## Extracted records
•••••
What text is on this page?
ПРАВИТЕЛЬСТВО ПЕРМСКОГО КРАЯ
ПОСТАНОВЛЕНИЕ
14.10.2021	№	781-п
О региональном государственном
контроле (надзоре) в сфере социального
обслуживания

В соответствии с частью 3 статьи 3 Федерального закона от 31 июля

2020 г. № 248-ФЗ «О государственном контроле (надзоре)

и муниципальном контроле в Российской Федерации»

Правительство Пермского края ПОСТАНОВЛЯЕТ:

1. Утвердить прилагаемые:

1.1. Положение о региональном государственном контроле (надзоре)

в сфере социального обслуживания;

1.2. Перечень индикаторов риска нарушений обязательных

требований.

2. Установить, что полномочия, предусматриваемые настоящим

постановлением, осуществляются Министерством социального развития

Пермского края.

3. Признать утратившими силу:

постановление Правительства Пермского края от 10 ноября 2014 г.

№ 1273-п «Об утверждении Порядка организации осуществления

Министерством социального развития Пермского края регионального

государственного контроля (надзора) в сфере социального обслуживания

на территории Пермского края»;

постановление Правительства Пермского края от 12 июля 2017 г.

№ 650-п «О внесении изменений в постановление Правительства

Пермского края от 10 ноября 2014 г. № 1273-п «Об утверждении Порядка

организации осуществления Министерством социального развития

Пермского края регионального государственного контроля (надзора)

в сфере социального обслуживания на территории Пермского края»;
•••••
## WHAT THIS TASK INVOLVES
Give all of the entries again, word for word.

## CORRECT RESPONSE
What text is on this page?
ПРАВИТЕЛЬСТВО ПЕРМСКОГО КРАЯ
ПОСТАНОВЛЕНИЕ
14.10.2021	№	781-п
О региональном государственном
контроле (надзоре) в сфере социального
обслуживания

В соответствии с частью 3 статьи 3 Федерального закона от 31 июля

2020 г. № 248-ФЗ «О государственном контроле (надзоре)

и муниципальном контроле в Российской Федерации»

Правительство Пермского края ПОСТАНОВЛЯЕТ:

1. Утвердить прилагаемые:

1.1. Положение о региональном государственном контроле (надзоре)

в сфере социального обслуживания;

1.2. Перечень индикаторов риска нарушений обязательных

требований.

2. Установить, что полномочия, предусматриваемые настоящим

постановлением, осуществляются Министерством социального развития

Пермского края.

3. Признать утратившими силу:

постановление Правительства Пермского края от 10 ноября 2014 г.

№ 1273-п «Об утверждении Порядка организации осуществления

Министерством социального развития Пермского края регионального

государственного контроля (надзора) в сфере социального обслуживания

на территории Пермского края»;

постановление Правительства Пермского края от 12 июля 2017 г.

№ 650-п «О внесении изменений в постановление Правительства

Пермского края от 10 ноября 2014 г. № 1273-п «Об утверждении Порядка

организации осуществления Министерством социального развития

Пермского края регионального государственного контроля (надзора)

в сфере социального обслуживания на территории Пермского края»;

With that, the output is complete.